### Required action 1
From the quotations on Sunday observance and papal authority, extract everything from "Not the Creator" down to "1969, pages 366-367.", copying it word for word.
### Required action 2
Continue the collection of quotations on Sunday observance and papal authority, beginning after its final entry.

Not the Creator of the Universe, in Genesis 2:1-3—but the Catholic Church "can claim the honor of having granted man a pause to his work every seven days."—S.D. Mosna, Storia della Domenica, 1969, pages 366-367.

"We hold upon this earth the place of God Almighty."—Pope Leo XIII, in an Encyclical Letter, June 20, 1894.

"The Pope is not only the representative of Jesus Christ, but he is Jesus Christ Himself, hidden under veil of flesh."—The Catholic National, July, 1895.

"If Protestants would follow the Bible, they should worship God on the Sabbath Day. In keeping the Sunday they are following a law of the Catholic Church."—Albert Smith, Chancellor of the Archdiocese of Baltimore, replying for the Cardinal, in a letter, February 10, 1920.

"We define that the Holy Apostolic See (the Vatican) and the Roman Pontiff hold the primacy over the whole world."—A Decree of the Council of Trent, quoted in Phillippe Labbe and Gabriel Cossart, The Most Holy Councils, Vol. 13, col. 1167.

### Dataset extract
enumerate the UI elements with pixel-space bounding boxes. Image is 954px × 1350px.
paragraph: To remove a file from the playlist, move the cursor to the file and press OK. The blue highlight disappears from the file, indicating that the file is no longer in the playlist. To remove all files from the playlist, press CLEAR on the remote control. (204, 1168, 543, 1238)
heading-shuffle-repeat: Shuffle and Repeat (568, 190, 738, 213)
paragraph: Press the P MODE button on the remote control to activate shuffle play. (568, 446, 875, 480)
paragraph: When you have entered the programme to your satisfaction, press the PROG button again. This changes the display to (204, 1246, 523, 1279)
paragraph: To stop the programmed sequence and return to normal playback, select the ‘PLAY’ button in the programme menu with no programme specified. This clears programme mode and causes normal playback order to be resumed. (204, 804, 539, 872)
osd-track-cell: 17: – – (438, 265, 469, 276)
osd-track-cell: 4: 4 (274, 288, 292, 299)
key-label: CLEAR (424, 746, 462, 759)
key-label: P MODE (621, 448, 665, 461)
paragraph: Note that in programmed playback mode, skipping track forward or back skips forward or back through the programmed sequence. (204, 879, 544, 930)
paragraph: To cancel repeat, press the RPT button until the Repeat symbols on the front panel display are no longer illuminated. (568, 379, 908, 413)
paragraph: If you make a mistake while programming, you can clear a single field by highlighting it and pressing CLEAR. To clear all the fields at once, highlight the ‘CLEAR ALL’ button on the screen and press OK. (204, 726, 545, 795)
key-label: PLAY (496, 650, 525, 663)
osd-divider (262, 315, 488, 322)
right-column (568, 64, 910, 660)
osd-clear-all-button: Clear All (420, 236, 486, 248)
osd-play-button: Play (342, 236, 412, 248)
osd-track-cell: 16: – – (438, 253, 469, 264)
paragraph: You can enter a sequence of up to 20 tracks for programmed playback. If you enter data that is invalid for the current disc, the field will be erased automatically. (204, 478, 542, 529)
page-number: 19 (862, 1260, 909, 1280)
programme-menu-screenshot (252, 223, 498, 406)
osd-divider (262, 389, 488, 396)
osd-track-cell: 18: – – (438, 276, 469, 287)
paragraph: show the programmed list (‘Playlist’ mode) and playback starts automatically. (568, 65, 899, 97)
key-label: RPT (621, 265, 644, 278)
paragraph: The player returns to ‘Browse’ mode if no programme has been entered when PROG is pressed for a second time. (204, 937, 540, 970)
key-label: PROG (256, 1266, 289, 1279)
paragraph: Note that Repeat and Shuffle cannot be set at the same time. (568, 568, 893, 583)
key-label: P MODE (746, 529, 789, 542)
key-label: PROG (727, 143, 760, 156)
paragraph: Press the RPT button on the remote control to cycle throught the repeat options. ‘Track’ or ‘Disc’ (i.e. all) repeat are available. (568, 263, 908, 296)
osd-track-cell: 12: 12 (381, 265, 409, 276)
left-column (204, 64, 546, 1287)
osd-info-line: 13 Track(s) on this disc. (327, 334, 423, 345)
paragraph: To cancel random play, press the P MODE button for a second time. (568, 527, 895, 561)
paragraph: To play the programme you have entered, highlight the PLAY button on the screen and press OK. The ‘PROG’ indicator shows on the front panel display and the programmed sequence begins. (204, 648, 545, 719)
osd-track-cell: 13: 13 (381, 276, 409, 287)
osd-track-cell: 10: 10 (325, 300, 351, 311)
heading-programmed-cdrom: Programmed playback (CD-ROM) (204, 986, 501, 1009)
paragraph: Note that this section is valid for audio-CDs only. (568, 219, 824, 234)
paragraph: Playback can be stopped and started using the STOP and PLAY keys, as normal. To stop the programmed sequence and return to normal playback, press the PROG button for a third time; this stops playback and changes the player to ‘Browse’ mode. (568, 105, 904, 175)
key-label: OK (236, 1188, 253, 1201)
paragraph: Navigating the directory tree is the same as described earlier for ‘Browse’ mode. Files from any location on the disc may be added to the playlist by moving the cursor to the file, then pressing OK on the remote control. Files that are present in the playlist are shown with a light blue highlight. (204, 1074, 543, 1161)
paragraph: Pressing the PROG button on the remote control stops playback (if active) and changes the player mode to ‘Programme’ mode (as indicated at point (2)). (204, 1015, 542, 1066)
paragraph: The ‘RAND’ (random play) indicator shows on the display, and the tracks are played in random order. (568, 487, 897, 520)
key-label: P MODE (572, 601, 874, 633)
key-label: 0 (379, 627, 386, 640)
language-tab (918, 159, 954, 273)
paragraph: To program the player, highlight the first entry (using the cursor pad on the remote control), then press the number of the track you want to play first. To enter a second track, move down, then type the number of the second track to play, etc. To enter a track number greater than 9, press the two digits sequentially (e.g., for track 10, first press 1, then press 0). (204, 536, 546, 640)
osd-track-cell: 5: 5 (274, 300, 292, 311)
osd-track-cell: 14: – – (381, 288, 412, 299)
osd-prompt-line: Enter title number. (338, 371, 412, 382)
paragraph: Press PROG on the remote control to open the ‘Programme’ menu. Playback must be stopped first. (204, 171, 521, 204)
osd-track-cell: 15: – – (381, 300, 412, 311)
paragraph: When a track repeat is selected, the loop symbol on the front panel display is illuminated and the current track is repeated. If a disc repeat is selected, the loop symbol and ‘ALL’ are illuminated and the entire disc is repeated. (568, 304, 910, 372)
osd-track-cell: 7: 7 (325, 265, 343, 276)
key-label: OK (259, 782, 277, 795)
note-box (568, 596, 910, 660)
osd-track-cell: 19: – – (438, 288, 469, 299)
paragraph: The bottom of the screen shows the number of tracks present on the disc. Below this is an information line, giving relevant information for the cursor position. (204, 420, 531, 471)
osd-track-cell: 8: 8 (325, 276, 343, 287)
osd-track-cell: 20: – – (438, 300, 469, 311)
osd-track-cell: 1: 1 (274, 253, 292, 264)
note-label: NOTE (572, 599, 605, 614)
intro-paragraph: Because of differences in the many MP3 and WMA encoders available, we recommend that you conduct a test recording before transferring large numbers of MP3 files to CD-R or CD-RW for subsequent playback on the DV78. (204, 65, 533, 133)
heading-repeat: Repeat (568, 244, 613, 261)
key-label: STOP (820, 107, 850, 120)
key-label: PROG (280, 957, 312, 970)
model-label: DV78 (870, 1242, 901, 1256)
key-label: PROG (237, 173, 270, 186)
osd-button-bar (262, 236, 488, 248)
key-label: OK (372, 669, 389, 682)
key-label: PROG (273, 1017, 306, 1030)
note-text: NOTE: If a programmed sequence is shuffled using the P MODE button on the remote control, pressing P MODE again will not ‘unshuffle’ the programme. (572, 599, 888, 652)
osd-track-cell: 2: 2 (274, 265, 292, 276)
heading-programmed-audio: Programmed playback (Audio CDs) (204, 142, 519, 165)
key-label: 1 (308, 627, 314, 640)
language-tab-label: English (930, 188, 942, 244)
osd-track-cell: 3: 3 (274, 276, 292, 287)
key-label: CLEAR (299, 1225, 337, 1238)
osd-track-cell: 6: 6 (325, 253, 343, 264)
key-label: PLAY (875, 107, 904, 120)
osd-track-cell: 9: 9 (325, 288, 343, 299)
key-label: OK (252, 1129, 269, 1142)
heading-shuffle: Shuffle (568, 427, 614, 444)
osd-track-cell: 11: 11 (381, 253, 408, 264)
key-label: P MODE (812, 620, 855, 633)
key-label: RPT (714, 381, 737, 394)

### Answer section 1
Not the Creator of the Universe, in Genesis 2:1-3—but the Catholic Church "can claim the honor of having granted man a pause to his work every seven days."—S.D. Mosna, Storia della Domenica, 1969, pages 366-367.

### Answer section 2
"It was the Catholic Church which, by the authority of Jesus Christ, has transferred this rest (from the Bible Sabbath) to the Sunday. . .Thus the observance of Sunday by the Protestants is an homage they pay, in spite of themselves, to the authority of the (Catholic) Church."—Monsignor Louis Segur, Plain Talk about the Protestantism of Today, page 213.

"We observe Sunday instead of Saturday because the Catholic Church transferred the solemnity from Saturday to Sunday."—Peter Geiermann, CSSR, A Doctrinal Catechism, 1957 edition, page 50.

"We Catholics, then, have precisely the same authority for keeping Sunday holy instead of Saturday as we have for every other article of our creed, namely, the authority of the Church. . .whereas you who are Protestants have really no authority for it whatever: for there is no authority for it (Sunday sacredness) in the Bible, and you will not allow that there can be authority for it anywhere else. Both you and we do, in fact, follow tradition in this matter: but we follow it, believing it to be a part of God’s word, and the (Catholic) Church to be its divinely appointed guardian and interpreter: you follow it (the Catholic Church), denouncing it all the time as a fallible and treacherous guide, which often ‘makes the commandments of God of none effect’ quoting Matthew 15:6."—The Brotherhood of St. Paul, The Clifton Tracts, Vol. 4, tract 4, page 15.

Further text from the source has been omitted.